---------- Data section

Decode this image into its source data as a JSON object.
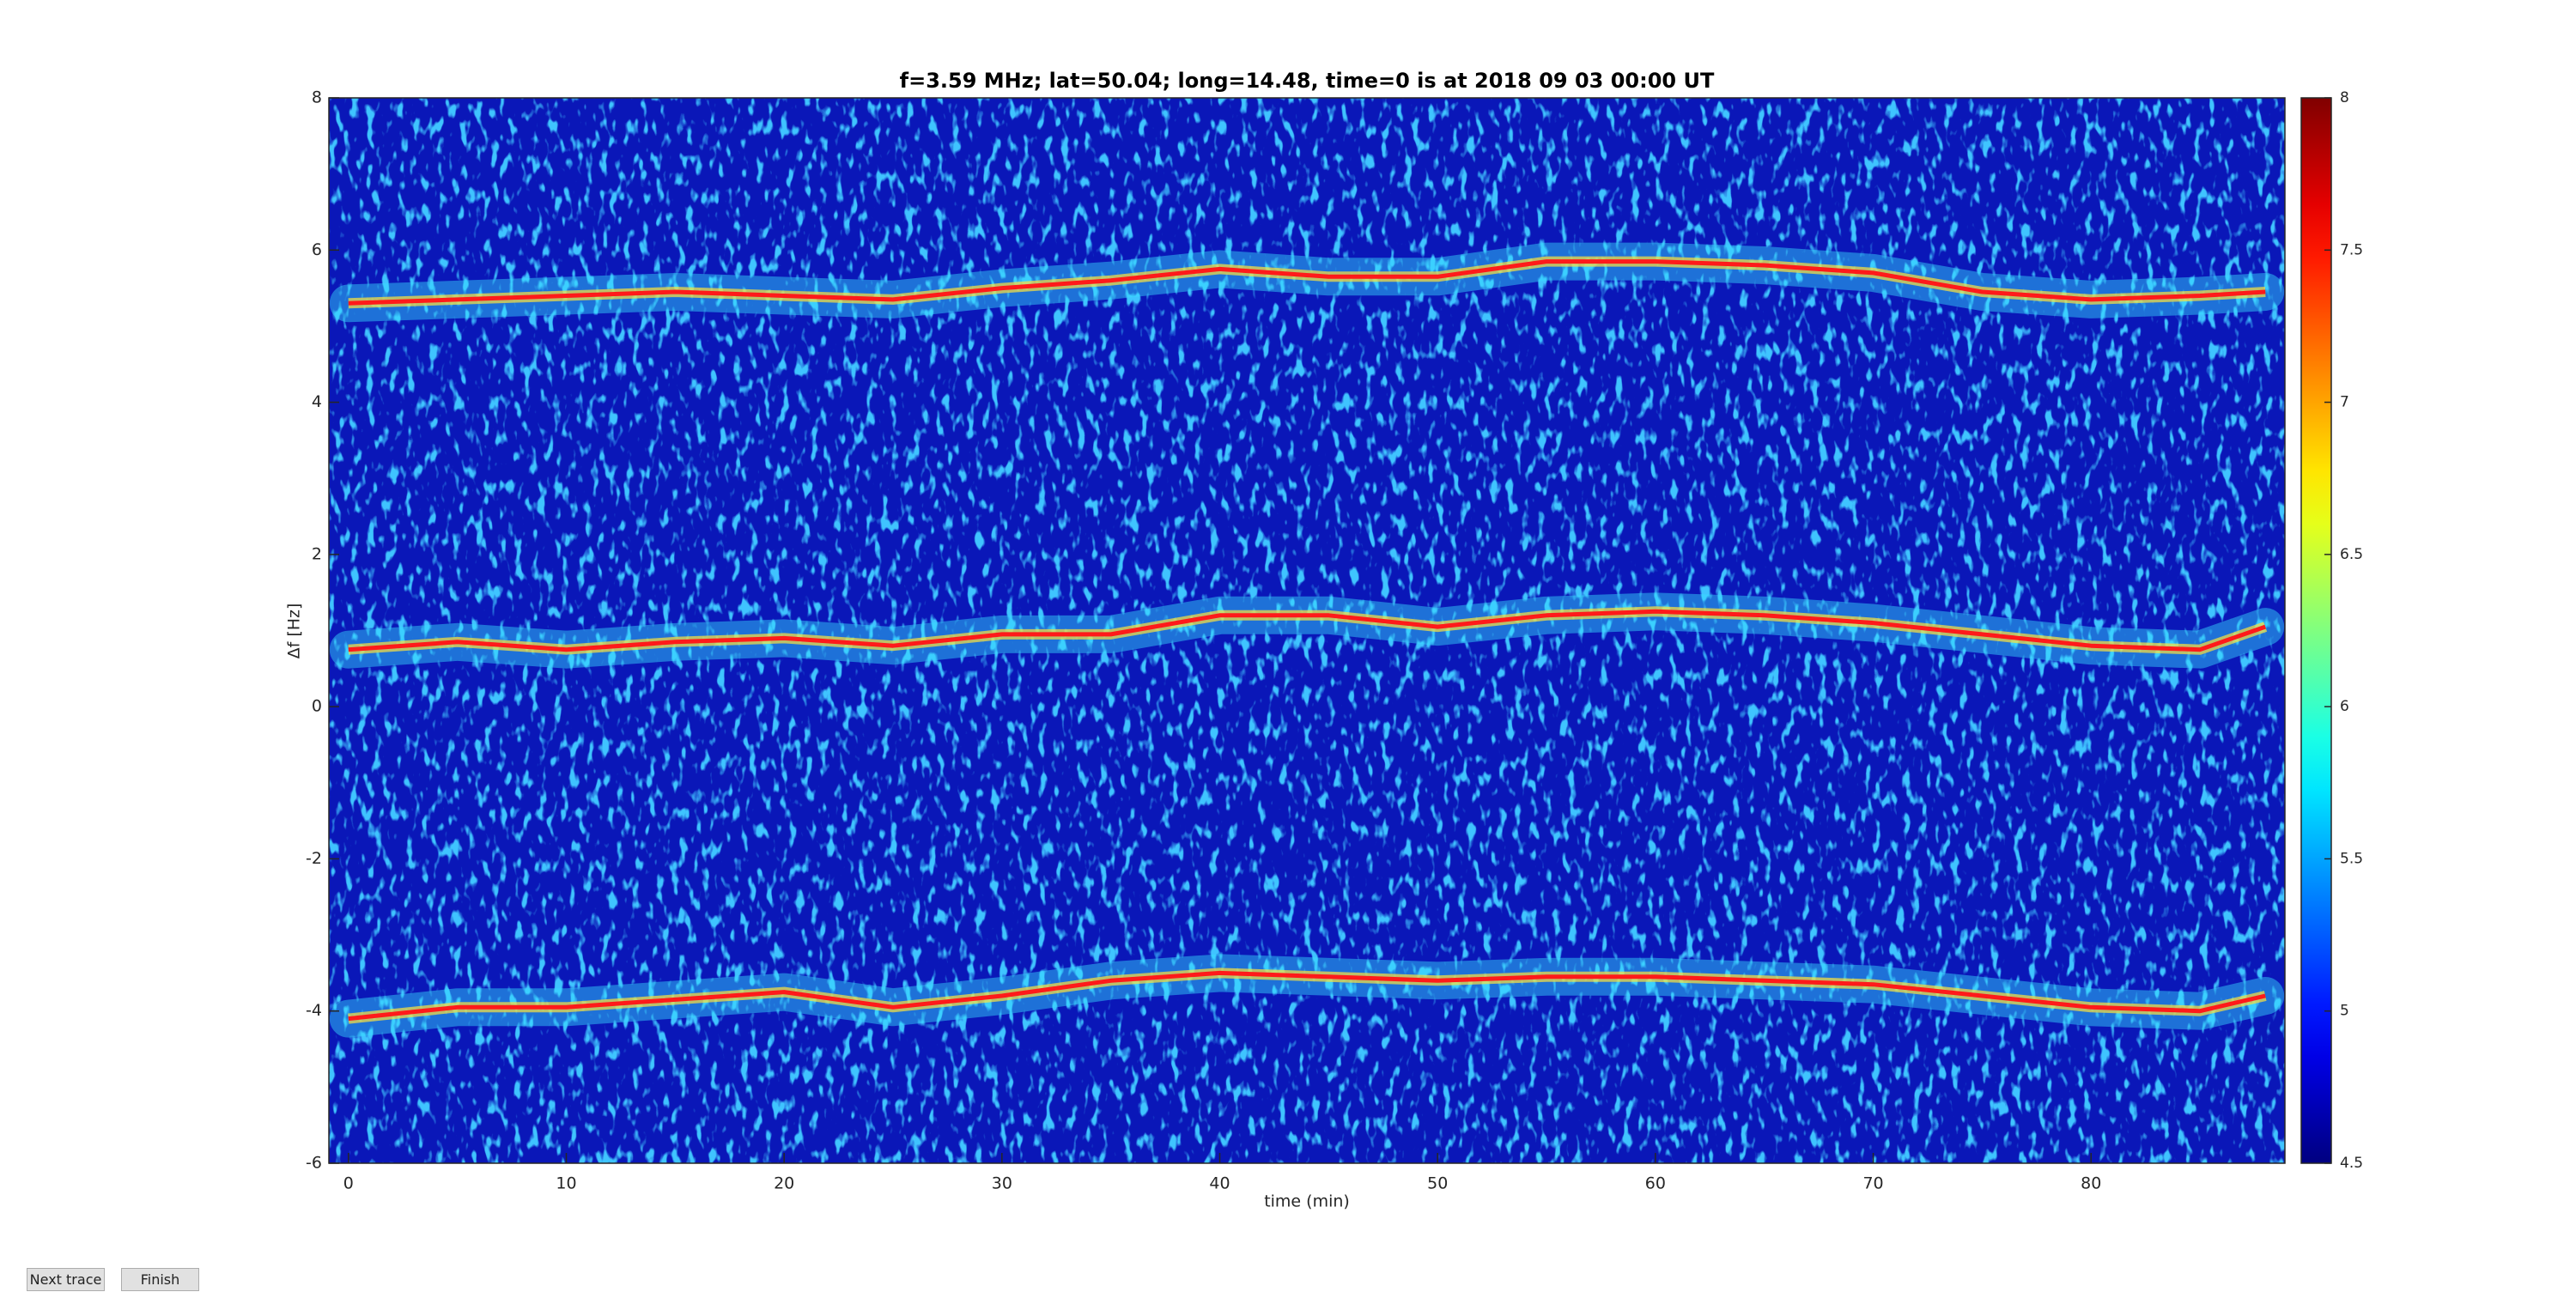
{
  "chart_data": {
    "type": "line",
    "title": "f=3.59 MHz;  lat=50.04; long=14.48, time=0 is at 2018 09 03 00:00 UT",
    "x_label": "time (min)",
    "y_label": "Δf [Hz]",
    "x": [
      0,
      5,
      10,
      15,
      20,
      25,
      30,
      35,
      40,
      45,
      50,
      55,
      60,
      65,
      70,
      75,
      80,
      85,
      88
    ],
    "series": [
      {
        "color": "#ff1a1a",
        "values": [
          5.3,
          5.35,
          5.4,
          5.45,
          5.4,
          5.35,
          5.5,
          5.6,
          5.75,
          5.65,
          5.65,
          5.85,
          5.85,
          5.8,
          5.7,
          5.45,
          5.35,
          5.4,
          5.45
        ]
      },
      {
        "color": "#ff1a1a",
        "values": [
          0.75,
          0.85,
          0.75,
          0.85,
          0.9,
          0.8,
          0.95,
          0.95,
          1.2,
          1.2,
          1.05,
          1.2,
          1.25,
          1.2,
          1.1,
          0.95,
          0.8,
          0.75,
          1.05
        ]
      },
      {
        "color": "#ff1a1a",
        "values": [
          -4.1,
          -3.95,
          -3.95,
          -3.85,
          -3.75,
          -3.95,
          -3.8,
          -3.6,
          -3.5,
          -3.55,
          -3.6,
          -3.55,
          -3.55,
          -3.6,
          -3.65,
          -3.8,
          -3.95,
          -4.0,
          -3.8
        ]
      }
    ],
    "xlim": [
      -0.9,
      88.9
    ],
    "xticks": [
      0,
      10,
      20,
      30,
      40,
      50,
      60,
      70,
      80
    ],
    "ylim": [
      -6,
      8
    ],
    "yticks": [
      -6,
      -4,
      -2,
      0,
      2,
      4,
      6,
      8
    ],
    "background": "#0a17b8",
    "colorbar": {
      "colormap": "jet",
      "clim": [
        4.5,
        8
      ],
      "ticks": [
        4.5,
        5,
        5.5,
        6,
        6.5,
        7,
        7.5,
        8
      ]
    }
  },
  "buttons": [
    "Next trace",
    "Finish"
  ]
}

--------------------
---------- Data section

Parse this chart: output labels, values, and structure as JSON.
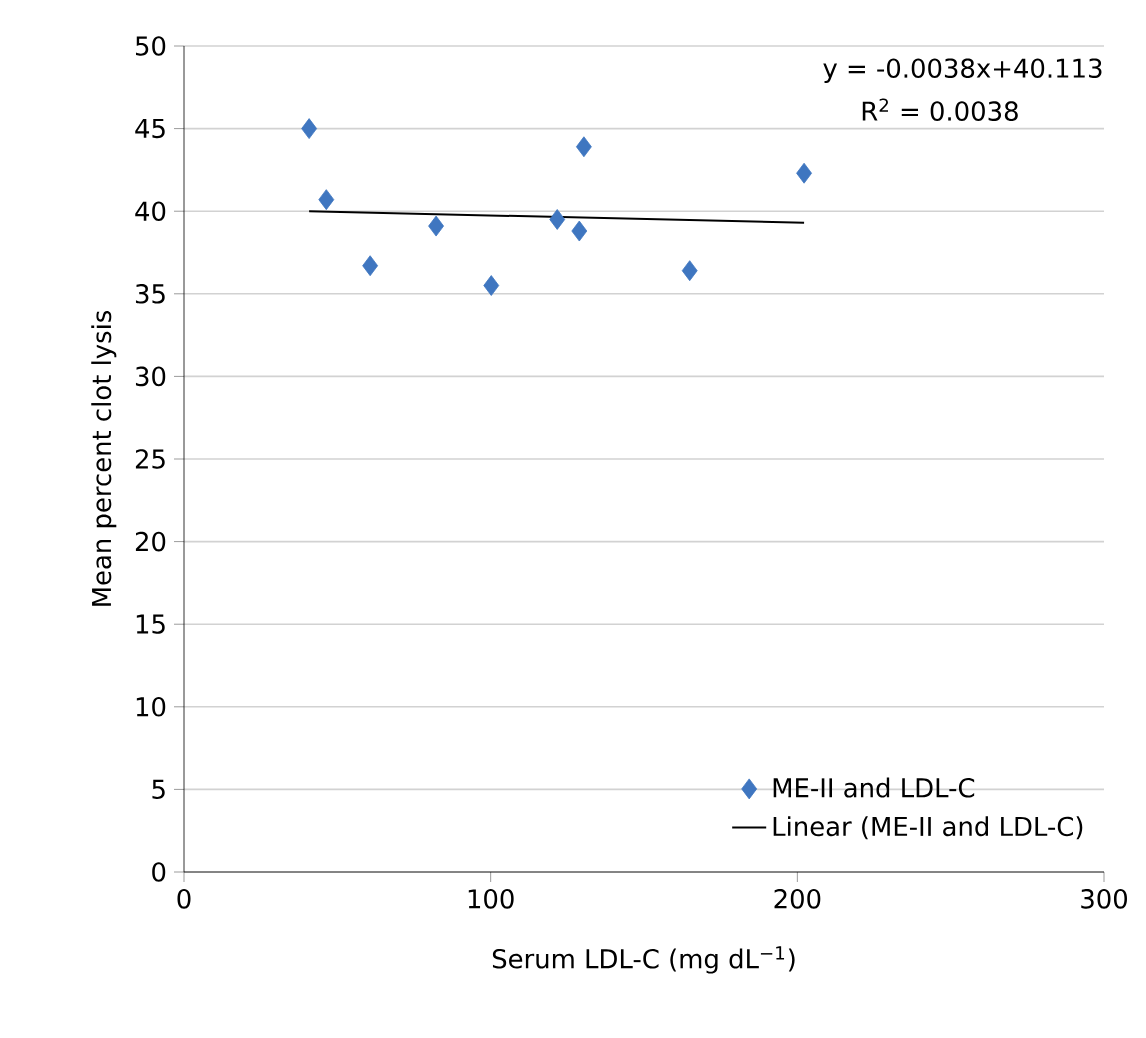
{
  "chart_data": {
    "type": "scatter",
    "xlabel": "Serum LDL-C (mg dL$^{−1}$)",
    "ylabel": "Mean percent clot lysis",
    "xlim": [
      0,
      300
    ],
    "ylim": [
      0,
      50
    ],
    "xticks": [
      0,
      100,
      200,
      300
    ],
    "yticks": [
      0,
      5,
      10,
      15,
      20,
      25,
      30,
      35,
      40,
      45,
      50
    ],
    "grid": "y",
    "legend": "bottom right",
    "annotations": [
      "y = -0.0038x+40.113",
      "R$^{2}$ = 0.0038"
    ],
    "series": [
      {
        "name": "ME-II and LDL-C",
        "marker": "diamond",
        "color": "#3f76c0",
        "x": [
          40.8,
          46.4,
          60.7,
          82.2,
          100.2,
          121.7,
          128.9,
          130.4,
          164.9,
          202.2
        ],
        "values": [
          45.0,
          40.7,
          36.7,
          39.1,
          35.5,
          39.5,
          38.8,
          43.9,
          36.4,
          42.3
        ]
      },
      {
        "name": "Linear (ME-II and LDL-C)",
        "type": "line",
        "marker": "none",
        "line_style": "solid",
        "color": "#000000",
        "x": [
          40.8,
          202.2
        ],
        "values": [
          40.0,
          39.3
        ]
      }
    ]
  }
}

--------------------

What you will do
From the records above, how many lines include the word "JSON"? Only the number is wanted.

The solution
2